Rows from a figure dataset
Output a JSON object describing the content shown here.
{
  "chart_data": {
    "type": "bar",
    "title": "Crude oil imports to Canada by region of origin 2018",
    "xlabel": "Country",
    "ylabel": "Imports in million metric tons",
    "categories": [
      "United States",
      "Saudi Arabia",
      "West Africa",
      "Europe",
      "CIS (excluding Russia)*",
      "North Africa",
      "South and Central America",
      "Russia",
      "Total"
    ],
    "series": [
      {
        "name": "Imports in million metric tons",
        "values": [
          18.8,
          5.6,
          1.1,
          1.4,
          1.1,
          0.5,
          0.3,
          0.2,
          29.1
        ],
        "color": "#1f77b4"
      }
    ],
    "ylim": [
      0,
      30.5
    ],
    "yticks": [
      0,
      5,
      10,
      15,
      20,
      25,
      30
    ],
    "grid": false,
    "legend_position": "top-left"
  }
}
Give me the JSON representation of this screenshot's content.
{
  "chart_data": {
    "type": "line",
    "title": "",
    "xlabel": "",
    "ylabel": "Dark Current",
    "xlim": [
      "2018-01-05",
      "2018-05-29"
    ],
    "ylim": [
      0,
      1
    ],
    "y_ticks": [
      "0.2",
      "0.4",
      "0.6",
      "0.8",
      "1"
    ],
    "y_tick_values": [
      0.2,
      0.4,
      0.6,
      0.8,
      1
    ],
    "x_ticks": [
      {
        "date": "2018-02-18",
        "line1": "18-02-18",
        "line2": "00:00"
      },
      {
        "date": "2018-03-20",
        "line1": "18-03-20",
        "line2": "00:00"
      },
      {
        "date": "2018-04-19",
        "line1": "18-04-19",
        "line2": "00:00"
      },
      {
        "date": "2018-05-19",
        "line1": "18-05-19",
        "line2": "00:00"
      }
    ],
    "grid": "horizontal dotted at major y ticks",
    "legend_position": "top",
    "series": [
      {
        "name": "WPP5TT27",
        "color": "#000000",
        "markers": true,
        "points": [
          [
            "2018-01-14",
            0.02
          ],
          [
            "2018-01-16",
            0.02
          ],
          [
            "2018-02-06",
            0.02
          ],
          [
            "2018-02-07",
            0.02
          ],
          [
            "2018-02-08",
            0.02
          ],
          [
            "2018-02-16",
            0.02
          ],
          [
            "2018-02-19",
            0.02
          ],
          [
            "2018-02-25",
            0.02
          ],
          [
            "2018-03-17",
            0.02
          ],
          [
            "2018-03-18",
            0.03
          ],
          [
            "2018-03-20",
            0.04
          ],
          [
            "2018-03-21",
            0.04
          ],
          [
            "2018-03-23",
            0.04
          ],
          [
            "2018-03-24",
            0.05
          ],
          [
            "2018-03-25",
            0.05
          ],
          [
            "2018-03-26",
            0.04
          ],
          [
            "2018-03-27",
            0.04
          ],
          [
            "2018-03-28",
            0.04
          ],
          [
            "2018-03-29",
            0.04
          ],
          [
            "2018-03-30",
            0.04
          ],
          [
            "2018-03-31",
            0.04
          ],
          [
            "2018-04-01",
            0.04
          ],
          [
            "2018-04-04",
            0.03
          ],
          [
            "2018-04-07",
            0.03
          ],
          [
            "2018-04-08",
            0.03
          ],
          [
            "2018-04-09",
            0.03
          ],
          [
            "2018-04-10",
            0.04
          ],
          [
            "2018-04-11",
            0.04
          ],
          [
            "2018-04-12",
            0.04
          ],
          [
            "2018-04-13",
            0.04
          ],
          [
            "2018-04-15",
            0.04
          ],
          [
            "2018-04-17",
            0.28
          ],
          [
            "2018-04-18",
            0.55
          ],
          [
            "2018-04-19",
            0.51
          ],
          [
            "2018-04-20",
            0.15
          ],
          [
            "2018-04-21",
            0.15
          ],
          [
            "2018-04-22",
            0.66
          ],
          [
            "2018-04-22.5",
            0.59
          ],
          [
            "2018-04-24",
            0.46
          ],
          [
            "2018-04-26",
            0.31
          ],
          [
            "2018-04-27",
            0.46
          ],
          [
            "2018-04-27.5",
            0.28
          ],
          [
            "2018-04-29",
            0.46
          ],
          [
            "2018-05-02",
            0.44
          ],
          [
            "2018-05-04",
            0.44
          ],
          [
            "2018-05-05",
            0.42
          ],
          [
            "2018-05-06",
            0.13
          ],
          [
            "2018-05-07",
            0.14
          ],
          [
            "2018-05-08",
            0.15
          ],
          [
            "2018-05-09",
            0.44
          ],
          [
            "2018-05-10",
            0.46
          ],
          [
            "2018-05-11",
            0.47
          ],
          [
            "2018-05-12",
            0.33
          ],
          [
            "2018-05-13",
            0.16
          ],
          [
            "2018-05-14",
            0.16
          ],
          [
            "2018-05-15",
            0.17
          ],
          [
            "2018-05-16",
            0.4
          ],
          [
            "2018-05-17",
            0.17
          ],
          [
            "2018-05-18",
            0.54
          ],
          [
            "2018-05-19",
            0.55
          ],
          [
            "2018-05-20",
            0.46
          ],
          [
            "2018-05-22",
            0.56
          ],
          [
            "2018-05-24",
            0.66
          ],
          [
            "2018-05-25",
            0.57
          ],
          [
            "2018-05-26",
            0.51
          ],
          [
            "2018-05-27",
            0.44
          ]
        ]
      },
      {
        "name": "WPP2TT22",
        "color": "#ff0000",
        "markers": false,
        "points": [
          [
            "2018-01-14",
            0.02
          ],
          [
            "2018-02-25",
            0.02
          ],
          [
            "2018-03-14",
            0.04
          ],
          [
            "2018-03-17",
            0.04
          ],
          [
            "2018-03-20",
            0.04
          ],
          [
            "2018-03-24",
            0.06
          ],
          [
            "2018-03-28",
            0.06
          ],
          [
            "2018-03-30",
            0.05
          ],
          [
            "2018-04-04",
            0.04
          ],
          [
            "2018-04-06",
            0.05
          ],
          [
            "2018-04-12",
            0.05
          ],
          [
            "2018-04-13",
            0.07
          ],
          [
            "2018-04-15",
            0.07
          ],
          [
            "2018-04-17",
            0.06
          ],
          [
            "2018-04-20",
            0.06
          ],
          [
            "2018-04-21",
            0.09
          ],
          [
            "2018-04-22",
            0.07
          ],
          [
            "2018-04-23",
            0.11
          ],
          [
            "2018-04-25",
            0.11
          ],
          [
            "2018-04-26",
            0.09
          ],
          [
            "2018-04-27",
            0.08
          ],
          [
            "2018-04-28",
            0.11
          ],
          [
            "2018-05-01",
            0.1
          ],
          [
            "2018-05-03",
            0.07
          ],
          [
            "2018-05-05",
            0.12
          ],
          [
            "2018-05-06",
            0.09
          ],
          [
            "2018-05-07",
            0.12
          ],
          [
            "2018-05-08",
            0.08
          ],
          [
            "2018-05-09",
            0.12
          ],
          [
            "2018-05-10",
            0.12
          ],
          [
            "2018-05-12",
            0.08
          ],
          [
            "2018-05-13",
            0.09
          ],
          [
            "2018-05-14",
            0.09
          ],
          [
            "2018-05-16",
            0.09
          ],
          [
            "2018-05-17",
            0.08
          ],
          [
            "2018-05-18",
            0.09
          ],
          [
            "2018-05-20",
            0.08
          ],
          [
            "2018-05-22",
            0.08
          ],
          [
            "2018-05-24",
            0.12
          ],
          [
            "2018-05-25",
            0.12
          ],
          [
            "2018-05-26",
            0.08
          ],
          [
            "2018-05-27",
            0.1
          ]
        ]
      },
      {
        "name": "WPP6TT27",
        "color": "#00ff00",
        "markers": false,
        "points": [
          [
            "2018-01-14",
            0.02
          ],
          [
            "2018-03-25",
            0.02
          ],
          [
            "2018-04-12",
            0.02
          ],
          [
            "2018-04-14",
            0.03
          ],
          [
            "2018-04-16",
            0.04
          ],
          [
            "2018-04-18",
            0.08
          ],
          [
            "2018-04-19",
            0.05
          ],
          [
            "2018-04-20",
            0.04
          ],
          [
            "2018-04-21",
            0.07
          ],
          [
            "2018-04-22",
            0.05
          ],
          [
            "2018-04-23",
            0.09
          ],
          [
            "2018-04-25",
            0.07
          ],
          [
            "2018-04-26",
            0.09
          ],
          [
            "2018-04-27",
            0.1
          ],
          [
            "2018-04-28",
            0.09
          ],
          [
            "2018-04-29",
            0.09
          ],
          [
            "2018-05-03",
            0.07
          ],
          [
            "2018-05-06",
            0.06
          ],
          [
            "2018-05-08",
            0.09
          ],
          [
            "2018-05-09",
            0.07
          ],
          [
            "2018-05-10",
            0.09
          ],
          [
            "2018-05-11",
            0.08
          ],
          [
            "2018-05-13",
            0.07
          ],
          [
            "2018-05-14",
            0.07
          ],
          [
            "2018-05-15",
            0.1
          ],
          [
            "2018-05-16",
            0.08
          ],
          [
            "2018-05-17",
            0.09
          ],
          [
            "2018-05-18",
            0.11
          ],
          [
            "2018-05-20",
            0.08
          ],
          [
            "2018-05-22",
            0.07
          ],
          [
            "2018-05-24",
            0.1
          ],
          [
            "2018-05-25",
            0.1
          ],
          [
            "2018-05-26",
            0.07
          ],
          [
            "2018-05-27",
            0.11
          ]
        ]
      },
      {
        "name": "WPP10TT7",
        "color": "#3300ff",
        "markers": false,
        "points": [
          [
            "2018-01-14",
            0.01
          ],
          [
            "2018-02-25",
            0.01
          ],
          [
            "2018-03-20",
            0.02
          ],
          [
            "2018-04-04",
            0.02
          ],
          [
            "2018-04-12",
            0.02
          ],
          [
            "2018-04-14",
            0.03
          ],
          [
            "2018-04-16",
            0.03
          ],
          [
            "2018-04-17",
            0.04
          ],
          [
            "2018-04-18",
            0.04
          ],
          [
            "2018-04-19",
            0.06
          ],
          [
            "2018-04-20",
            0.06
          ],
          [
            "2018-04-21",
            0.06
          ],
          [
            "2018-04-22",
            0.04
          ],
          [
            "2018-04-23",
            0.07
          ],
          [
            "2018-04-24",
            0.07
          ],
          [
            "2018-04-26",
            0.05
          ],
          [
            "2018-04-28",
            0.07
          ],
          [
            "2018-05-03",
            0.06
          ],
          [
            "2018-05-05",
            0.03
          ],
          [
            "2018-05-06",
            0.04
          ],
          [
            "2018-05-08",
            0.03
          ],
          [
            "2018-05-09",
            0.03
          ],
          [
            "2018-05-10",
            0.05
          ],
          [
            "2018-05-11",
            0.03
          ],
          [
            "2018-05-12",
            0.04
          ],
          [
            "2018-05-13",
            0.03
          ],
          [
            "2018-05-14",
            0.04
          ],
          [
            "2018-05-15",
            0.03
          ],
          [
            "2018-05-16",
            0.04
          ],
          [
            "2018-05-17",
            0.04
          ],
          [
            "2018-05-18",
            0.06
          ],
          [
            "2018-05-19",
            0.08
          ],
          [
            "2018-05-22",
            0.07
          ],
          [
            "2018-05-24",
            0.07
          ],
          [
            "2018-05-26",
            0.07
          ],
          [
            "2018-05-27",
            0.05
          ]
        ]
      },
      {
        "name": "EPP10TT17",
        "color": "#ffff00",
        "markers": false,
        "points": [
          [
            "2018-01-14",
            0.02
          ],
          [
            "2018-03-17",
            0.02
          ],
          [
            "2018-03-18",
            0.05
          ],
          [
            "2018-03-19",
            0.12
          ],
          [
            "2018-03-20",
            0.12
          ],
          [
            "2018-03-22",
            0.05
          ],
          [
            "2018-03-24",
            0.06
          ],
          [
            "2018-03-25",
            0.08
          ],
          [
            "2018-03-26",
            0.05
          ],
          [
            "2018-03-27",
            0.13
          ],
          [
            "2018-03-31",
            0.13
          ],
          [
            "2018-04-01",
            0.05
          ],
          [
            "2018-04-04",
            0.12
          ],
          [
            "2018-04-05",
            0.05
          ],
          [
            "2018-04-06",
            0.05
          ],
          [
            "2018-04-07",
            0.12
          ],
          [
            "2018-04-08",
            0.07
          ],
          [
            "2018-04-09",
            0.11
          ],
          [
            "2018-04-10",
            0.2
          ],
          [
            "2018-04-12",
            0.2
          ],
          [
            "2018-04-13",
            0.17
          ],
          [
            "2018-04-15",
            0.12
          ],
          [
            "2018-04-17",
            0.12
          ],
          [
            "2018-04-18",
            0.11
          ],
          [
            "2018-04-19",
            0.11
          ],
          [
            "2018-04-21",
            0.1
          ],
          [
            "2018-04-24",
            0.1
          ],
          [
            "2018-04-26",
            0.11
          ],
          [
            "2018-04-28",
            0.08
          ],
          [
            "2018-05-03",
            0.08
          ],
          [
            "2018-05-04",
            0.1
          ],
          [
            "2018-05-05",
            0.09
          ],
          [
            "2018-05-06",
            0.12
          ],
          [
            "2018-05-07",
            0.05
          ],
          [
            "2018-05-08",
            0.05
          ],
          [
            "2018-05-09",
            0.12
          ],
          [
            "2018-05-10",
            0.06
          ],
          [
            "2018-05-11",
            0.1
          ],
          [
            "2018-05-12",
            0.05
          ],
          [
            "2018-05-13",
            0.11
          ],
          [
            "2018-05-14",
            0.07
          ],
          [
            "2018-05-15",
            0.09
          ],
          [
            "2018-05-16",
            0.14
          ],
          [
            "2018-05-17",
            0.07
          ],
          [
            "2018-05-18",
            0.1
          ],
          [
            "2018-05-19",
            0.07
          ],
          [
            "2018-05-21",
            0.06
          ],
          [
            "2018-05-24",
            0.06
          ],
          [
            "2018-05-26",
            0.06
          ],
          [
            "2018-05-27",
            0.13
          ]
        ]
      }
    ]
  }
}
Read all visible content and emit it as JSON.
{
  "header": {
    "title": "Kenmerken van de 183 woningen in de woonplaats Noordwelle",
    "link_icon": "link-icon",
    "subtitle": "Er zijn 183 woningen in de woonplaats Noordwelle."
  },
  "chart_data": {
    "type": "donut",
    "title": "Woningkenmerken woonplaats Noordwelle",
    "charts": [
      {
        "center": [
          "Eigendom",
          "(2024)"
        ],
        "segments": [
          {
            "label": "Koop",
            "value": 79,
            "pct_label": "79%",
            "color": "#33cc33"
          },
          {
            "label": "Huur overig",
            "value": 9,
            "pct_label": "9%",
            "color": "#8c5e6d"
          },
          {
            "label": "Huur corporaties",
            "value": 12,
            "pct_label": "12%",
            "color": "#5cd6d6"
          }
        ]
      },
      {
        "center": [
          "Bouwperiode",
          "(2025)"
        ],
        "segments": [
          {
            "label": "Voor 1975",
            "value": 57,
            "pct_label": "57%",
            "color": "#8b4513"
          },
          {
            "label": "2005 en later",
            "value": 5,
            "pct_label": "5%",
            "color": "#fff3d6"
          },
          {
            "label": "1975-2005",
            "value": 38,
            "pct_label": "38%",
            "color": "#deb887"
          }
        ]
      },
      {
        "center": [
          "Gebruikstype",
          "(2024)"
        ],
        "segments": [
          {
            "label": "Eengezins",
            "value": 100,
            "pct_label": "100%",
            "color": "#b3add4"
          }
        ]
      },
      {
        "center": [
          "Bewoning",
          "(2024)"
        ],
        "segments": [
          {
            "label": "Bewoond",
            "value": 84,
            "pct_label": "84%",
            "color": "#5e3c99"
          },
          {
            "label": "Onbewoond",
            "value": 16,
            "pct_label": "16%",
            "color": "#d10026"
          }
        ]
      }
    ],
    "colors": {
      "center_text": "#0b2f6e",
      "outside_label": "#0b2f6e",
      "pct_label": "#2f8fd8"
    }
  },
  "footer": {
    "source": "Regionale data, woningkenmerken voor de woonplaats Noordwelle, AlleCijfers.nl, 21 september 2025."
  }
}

WHAT IS REQUIRED
Where a line contains "content", copy that line.

SOLUTION
Output a JSON object describing the content shown here.
Give me the JSON representation of this screenshot's content.
Read all visible content and emit it as JSON.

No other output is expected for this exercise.